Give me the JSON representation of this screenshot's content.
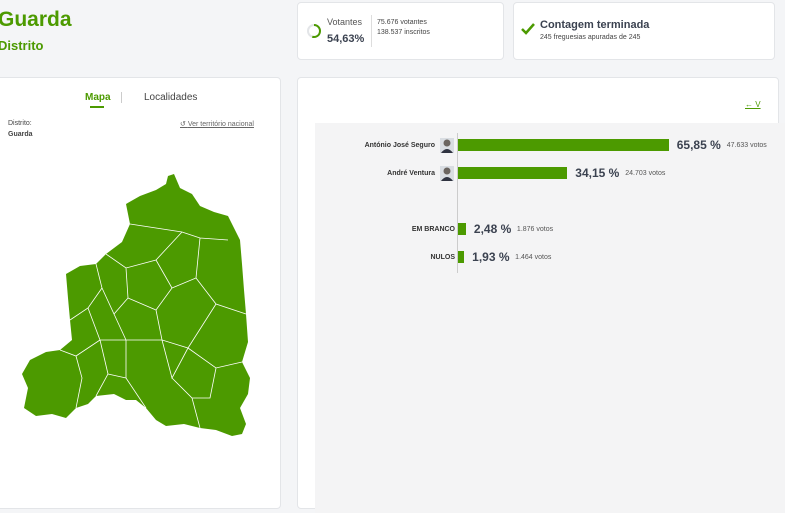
{
  "header": {
    "title": "Guarda",
    "subtitle": "Distrito"
  },
  "turnout": {
    "label": "Votantes",
    "percent": 54.63,
    "percent_label": "54,63%",
    "voters": "75.676 votantes",
    "registered": "138.537 inscritos"
  },
  "count": {
    "title": "Contagem terminada",
    "detail": "245 freguesias apuradas de 245"
  },
  "tabs": [
    "Mapa",
    "Localidades"
  ],
  "location": {
    "label": "Distrito:",
    "value": "Guarda",
    "link": "Ver território nacional"
  },
  "back_link": "← V",
  "results": [
    {
      "name": "António José Seguro",
      "percent": 65.85,
      "percent_label": "65,85 %",
      "votes": "47.633 votos",
      "photo": true
    },
    {
      "name": "André Ventura",
      "percent": 34.15,
      "percent_label": "34,15 %",
      "votes": "24.703 votos",
      "photo": true
    },
    {
      "name": "EM BRANCO",
      "percent": 2.48,
      "percent_label": "2,48 %",
      "votes": "1.876 votos",
      "photo": false
    },
    {
      "name": "NULOS",
      "percent": 1.93,
      "percent_label": "1,93 %",
      "votes": "1.464 votos",
      "photo": false
    }
  ]
}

*What is asked*
Go through the listing above and pull out each line containing the word "name".

*Written solution*
      "name": "António José Seguro",
      "name": "André Ventura",
      "name": "EM BRANCO",
      "name": "NULOS",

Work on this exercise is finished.